# Brief:
Copy out all the lines where "dụng" shows up.
○ ○ ○ ○ ○ ○ ○
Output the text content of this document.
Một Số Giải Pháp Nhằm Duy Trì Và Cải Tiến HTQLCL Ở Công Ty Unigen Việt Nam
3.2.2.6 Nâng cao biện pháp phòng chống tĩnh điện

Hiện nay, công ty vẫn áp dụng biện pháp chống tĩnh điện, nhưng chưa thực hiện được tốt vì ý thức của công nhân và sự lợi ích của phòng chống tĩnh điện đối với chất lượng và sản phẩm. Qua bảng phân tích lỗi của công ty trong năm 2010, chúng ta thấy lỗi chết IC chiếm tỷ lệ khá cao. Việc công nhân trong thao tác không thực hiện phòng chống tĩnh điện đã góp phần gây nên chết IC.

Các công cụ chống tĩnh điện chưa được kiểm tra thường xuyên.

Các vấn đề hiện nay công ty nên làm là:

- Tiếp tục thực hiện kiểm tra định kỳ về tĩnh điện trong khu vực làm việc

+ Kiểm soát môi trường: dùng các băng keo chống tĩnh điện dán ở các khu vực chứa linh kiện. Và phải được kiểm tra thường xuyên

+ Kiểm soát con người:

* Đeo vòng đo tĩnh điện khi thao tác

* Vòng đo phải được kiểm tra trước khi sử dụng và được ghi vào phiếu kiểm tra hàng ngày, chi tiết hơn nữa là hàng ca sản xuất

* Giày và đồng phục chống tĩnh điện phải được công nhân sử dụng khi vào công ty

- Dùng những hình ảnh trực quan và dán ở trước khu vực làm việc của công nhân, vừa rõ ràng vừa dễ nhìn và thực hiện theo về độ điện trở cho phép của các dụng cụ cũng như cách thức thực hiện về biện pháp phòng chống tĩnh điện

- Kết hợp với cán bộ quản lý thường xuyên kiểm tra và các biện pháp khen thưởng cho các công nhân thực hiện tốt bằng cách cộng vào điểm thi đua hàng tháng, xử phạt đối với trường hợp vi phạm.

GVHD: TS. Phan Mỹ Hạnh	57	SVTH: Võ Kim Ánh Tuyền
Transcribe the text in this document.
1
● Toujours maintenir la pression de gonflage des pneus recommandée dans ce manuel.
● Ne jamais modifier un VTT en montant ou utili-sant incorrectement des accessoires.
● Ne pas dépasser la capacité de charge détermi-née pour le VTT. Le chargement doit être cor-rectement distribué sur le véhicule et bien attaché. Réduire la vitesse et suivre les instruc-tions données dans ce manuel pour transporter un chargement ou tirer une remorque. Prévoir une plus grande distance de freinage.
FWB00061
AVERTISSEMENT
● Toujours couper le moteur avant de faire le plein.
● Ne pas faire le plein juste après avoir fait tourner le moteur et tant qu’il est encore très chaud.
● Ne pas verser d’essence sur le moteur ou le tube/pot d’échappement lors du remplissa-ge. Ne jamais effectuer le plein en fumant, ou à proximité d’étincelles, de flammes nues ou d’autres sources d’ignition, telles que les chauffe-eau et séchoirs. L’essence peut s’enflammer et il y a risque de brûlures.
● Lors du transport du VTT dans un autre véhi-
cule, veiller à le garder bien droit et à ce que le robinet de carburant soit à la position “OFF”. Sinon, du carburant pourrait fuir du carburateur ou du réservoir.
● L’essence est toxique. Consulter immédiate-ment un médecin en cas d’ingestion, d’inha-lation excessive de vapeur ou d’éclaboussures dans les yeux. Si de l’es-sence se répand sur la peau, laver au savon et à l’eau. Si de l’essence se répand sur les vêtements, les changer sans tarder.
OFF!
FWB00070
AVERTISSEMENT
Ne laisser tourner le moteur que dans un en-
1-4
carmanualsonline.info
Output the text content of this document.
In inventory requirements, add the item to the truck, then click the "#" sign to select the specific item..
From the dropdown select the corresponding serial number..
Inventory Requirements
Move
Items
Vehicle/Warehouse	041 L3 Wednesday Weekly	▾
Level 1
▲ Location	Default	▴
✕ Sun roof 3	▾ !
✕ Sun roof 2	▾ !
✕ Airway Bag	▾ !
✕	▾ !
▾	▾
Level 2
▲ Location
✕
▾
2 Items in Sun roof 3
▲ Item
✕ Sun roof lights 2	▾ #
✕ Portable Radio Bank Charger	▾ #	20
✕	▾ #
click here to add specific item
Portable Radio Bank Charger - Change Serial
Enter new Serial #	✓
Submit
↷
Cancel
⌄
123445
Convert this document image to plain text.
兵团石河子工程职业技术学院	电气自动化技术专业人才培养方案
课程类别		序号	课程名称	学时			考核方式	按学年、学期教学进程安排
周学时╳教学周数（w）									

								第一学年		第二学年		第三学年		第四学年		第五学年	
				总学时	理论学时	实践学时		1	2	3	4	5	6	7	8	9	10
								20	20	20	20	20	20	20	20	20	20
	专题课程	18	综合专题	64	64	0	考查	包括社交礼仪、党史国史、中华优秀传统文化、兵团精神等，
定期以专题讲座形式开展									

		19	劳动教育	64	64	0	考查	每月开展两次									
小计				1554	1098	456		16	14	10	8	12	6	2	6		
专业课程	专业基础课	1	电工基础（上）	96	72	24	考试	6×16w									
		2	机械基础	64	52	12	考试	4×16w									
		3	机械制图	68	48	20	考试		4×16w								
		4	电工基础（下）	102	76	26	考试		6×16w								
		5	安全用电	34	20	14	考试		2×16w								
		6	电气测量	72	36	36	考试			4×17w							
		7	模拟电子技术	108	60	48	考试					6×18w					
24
○ ○ ○ ○ ○ ○ ○
# The result:
Hiện nay, công ty vẫn áp dụng biện pháp chống tĩnh điện, nhưng chưa thực hiện được tốt vì ý thức của công nhân và sự lợi ích của phòng chống tĩnh điện đối với chất lượng và sản phẩm. Qua bảng phân tích lỗi của công ty trong năm 2010, chúng ta thấy lỗi chết IC chiếm tỷ lệ khá cao. Việc công nhân trong thao tác không thực hiện phòng chống tĩnh điện đã góp phần gây nên chết IC.
* Vòng đo phải được kiểm tra trước khi sử dụng và được ghi vào phiếu kiểm tra hàng ngày, chi tiết hơn nữa là hàng ca sản xuất
* Giày và đồng phục chống tĩnh điện phải được công nhân sử dụng khi vào công ty
- Dùng những hình ảnh trực quan và dán ở trước khu vực làm việc của công nhân, vừa rõ ràng vừa dễ nhìn và thực hiện theo về độ điện trở cho phép của các dụng cụ cũng như cách thức thực hiện về biện pháp phòng chống tĩnh điện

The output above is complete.